Saved data entries:
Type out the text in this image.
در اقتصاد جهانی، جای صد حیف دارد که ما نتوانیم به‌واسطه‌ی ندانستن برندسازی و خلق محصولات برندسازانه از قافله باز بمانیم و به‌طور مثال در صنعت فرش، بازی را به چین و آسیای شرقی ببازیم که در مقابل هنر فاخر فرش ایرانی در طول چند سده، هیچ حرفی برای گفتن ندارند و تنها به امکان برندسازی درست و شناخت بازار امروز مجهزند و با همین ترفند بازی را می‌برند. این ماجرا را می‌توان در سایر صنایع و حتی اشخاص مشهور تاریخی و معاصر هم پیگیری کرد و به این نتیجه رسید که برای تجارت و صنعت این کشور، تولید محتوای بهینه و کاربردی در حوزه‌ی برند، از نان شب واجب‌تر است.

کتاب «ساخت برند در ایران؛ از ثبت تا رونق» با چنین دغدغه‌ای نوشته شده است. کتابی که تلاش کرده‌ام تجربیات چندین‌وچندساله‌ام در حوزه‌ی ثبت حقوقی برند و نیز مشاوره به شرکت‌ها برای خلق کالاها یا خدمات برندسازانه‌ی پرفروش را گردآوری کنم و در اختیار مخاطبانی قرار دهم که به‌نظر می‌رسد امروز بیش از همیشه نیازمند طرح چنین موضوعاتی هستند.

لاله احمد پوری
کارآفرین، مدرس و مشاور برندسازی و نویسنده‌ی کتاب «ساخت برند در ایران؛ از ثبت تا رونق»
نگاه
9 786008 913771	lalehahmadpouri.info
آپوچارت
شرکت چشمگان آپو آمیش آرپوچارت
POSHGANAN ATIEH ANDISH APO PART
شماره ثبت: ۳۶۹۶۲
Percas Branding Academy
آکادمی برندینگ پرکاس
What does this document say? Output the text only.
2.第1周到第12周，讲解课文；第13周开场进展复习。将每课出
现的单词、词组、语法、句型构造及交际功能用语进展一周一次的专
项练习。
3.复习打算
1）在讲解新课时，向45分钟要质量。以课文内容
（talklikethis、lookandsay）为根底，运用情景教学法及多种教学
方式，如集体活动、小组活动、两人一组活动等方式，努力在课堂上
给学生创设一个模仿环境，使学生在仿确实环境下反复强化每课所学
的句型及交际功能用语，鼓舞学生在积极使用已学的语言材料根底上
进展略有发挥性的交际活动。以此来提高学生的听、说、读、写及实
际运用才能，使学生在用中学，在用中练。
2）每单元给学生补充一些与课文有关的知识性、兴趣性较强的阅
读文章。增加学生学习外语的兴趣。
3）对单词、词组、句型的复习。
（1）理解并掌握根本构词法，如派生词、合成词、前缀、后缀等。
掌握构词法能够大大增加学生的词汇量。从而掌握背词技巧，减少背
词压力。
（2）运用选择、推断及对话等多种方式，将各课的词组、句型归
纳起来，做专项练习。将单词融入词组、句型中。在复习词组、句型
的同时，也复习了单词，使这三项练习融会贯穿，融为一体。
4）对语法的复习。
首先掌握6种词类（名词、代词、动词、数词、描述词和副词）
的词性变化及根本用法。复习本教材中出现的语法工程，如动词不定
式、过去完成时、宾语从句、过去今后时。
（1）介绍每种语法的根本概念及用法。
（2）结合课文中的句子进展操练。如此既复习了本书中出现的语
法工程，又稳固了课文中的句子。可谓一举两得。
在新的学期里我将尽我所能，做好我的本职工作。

### What you have to do
Pick each line holding the word "شرکت" out of the data and copy it.

### Solved problem
کتاب «ساخت برند در ایران؛ از ثبت تا رونق» با چنین دغدغه‌ای نوشته شده است. کتابی که تلاش کرده‌ام تجربیات چندین‌وچندساله‌ام در حوزه‌ی ثبت حقوقی برند و نیز مشاوره به شرکت‌ها برای خلق کالاها یا خدمات برندسازانه‌ی پرفروش را گردآوری کنم و در اختیار مخاطبانی قرار دهم که به‌نظر می‌رسد امروز بیش از همیشه نیازمند طرح چنین موضوعاتی هستند.
شرکت چشمگان آپو آمیش آرپوچارت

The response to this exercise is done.